§ Exercise
Where a line holds the word "fingerprint", copy that line.

==========

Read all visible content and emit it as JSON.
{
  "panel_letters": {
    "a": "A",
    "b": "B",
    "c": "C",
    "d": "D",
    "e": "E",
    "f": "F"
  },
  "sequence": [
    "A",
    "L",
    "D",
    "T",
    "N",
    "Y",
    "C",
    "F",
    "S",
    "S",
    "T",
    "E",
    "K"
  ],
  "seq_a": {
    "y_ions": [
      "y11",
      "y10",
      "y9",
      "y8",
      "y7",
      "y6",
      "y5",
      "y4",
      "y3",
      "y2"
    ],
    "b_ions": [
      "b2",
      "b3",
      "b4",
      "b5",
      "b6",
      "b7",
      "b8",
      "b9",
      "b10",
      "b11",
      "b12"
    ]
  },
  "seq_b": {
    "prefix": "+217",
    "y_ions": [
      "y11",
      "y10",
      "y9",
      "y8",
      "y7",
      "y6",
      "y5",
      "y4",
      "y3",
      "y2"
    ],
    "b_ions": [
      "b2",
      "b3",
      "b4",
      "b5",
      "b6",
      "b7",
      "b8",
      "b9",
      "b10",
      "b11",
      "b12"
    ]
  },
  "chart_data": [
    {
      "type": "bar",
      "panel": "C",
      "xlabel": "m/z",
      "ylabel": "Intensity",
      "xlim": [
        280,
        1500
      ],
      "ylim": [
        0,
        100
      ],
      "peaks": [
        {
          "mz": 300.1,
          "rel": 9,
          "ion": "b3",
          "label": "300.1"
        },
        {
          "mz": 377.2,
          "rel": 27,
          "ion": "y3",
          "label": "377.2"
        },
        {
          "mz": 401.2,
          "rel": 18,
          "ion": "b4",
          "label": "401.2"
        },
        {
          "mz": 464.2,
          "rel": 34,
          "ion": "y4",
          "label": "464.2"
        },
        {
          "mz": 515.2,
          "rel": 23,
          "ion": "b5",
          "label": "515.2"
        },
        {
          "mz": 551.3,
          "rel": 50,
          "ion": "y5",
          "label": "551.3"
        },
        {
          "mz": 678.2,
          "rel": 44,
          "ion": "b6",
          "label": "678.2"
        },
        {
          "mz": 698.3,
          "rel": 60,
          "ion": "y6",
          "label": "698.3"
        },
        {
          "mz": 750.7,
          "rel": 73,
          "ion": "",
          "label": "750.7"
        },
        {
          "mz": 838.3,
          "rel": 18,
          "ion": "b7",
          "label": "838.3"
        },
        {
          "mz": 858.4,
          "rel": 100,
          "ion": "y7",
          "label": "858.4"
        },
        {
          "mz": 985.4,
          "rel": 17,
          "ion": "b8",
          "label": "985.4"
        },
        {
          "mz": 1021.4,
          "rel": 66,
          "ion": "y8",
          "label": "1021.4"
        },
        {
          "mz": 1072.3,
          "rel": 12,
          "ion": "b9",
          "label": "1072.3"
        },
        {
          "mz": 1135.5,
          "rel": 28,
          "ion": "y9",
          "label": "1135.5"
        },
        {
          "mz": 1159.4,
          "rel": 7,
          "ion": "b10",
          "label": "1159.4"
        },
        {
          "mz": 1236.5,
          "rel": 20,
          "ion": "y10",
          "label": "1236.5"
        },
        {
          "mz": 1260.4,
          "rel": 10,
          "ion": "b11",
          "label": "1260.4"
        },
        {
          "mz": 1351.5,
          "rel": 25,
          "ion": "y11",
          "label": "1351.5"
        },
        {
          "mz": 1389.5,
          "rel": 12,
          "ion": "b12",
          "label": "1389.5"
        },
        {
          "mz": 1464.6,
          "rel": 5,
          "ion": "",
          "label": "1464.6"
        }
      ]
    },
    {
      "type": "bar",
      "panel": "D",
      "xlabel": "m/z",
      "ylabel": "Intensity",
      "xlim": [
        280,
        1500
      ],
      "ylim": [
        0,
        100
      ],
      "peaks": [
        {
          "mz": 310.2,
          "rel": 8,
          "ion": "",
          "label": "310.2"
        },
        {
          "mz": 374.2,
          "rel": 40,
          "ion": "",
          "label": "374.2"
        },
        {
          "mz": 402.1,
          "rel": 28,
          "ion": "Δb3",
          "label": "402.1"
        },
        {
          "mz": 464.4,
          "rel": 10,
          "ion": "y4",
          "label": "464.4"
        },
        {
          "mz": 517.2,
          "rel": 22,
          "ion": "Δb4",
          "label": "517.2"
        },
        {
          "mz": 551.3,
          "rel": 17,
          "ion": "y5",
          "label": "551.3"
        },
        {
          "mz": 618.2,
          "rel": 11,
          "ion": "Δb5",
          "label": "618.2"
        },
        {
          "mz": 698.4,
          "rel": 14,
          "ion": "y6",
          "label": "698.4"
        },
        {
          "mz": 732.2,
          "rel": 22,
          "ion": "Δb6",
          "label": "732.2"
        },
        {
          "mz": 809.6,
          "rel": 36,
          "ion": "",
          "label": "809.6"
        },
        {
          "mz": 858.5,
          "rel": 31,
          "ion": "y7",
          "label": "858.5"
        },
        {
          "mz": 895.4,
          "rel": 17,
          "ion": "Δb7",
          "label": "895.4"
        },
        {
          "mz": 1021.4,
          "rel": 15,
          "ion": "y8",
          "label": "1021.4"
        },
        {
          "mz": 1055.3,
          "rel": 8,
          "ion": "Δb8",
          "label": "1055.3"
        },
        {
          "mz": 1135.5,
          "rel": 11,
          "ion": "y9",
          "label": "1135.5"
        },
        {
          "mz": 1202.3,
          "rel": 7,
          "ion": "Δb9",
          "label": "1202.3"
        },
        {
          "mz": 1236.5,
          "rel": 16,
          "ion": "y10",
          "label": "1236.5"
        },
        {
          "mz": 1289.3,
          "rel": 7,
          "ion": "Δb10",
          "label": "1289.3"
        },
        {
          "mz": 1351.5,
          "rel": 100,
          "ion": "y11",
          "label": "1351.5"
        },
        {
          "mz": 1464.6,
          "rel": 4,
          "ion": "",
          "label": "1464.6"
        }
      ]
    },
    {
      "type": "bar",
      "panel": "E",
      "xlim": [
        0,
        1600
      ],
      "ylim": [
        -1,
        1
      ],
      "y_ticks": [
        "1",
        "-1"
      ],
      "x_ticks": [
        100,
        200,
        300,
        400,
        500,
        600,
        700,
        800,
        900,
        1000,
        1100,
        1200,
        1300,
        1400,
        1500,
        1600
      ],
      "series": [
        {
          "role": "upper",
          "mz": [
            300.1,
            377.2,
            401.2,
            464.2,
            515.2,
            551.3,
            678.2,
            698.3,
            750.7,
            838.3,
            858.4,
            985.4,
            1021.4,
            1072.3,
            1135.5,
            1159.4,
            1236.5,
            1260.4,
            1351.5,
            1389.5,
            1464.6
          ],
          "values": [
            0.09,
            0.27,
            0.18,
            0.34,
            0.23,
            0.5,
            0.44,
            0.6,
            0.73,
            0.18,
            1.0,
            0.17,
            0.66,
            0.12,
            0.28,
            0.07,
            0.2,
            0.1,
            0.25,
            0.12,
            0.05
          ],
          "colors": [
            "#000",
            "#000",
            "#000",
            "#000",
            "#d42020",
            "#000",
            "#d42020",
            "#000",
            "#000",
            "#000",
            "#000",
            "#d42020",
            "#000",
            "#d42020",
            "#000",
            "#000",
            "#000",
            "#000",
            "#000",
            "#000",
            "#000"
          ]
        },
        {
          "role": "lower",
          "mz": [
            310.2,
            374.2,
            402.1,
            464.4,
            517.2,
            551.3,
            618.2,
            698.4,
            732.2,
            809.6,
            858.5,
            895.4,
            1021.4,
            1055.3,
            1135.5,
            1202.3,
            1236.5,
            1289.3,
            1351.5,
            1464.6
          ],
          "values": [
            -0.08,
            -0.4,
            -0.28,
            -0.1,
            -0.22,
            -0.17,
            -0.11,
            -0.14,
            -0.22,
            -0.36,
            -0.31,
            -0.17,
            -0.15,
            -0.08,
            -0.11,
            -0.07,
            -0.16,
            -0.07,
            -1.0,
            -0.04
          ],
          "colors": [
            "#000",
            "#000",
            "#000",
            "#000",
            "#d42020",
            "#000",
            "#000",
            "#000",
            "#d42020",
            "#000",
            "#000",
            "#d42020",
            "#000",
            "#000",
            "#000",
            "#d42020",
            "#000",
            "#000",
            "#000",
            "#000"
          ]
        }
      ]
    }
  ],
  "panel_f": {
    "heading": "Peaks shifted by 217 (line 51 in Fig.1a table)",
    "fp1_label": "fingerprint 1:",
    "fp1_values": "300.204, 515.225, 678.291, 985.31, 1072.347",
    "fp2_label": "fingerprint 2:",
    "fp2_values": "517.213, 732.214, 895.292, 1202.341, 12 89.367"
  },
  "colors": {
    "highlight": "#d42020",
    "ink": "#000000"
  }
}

==========

§ Answer to this exercise
    "fp1_label": "fingerprint 1:",
    "fp2_label": "fingerprint 2:",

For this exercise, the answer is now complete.